Given instruction: Report the count of lines containing the word "this" in the entries below, and nothing more.

— START Given data —

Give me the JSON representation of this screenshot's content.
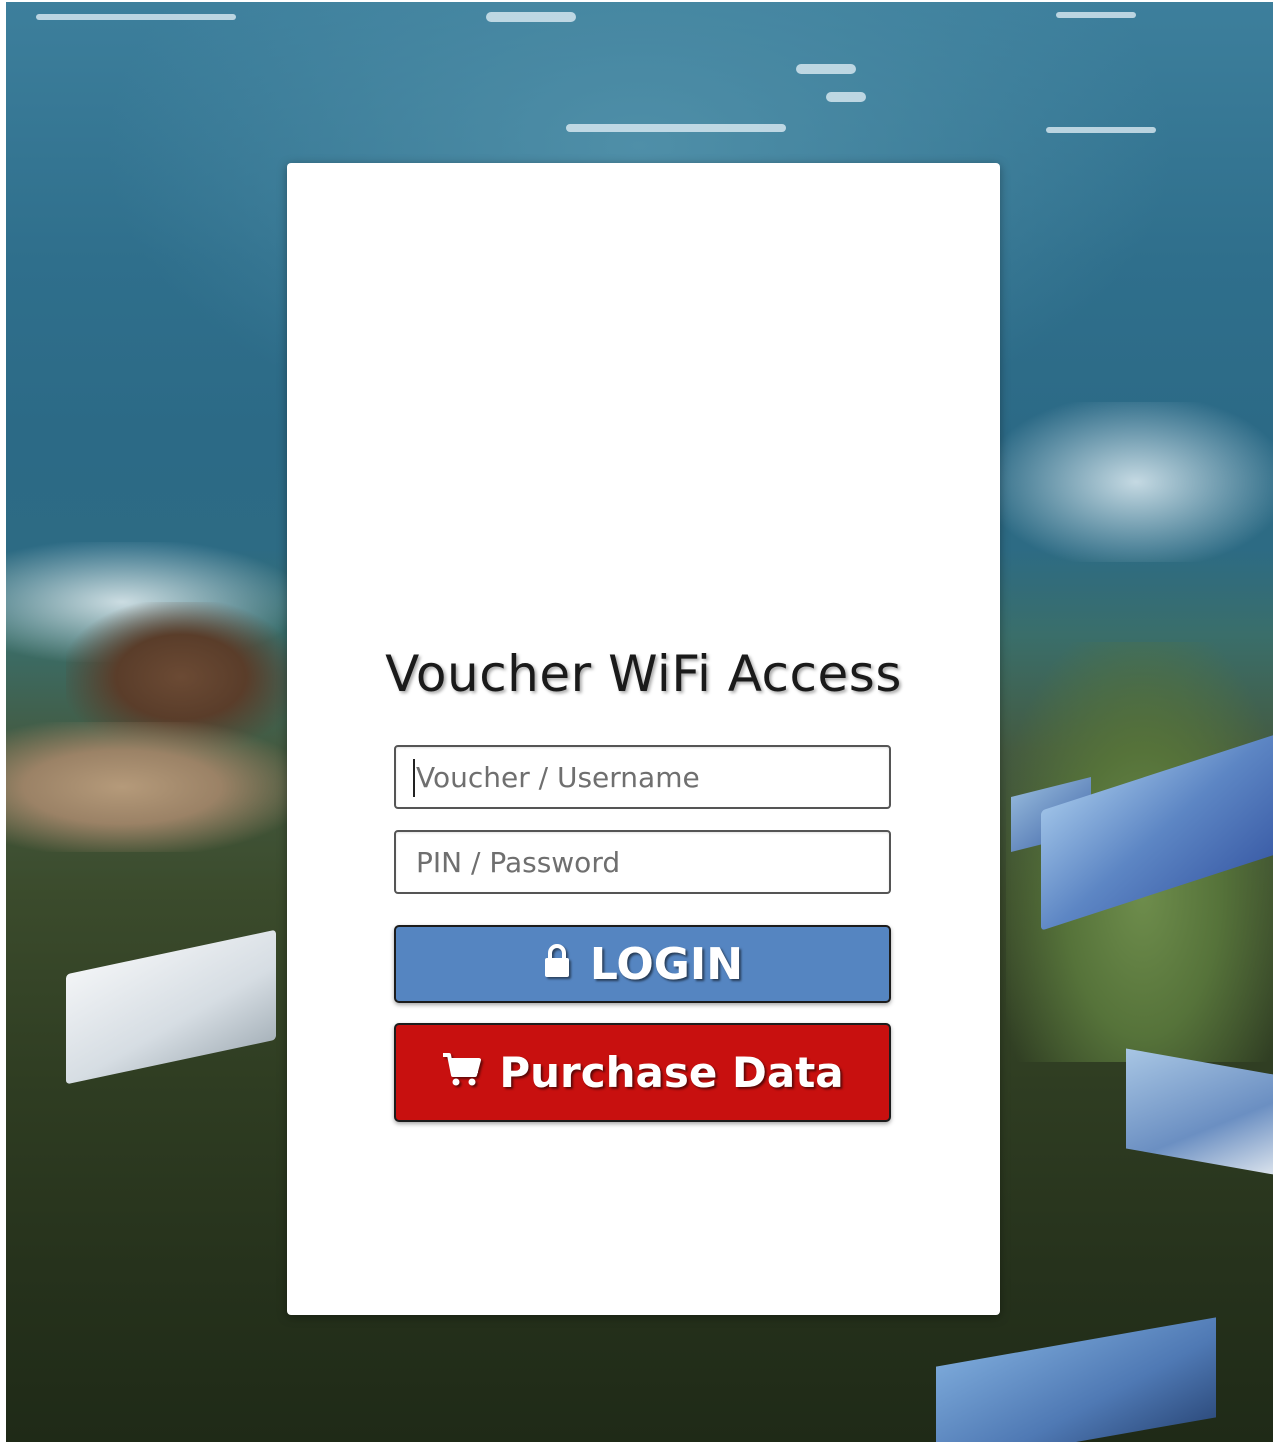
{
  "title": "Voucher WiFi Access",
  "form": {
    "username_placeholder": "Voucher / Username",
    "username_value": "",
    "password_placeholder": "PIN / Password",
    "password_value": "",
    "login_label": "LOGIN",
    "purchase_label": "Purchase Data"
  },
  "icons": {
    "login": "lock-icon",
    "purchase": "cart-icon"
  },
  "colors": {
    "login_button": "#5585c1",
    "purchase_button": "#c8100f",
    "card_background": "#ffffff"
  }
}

— END Given data —
— START Given data —

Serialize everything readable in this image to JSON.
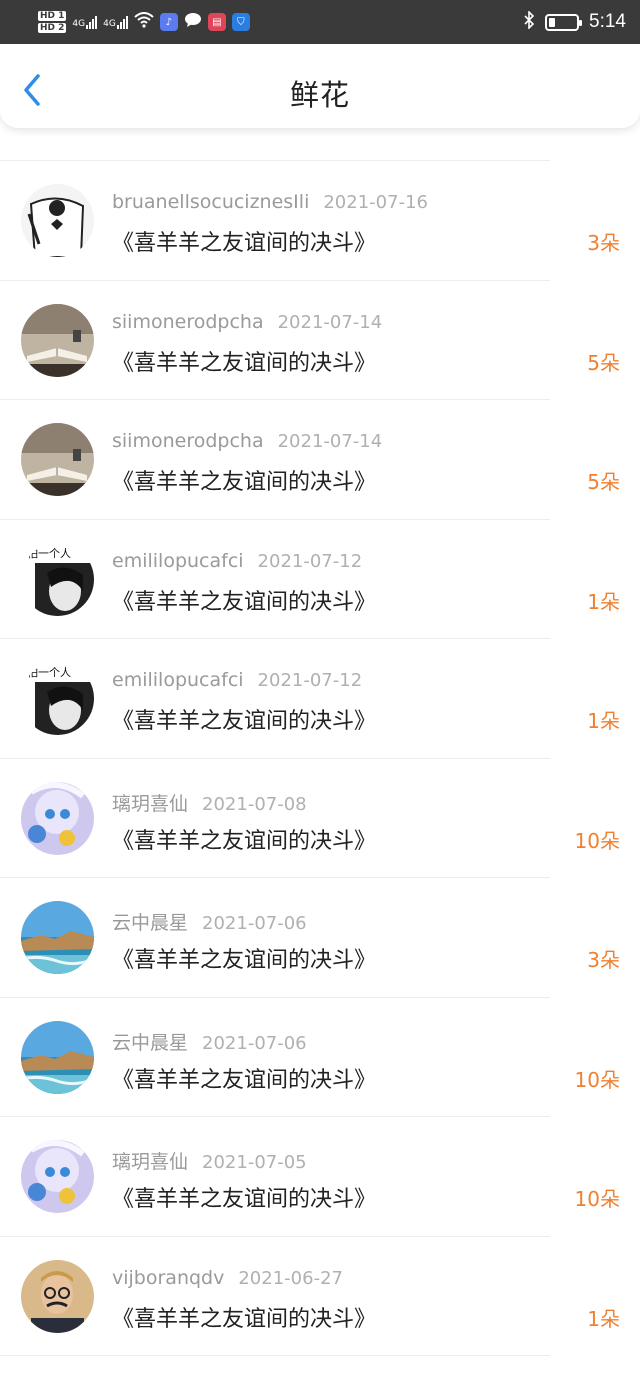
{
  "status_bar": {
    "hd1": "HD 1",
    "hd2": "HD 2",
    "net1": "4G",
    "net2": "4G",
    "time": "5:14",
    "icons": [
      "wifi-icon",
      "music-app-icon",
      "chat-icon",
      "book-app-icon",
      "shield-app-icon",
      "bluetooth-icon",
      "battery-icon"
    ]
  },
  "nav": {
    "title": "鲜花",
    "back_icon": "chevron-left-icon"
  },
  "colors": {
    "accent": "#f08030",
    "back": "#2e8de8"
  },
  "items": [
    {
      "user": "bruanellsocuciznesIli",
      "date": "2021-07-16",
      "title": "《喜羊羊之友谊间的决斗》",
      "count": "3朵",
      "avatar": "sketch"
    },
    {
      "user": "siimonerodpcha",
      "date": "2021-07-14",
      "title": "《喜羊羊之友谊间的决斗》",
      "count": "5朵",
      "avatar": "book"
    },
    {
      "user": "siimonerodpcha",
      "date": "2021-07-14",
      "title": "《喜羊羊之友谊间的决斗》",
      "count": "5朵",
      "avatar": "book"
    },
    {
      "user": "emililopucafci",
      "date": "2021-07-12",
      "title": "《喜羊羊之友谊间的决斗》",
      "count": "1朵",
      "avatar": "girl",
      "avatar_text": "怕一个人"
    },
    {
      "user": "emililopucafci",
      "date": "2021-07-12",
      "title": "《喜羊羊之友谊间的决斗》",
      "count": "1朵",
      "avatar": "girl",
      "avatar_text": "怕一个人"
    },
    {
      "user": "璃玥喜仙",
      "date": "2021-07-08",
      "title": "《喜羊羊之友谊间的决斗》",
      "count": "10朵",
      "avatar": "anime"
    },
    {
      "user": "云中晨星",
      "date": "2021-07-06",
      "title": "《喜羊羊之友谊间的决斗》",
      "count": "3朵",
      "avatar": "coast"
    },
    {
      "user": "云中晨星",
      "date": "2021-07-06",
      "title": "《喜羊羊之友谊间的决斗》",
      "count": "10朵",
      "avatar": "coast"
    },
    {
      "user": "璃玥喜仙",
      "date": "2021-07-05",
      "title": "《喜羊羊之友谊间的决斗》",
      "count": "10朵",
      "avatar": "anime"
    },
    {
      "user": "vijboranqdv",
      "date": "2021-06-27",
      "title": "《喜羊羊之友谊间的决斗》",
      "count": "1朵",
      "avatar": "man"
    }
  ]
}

— END Given data —

Final answer: 2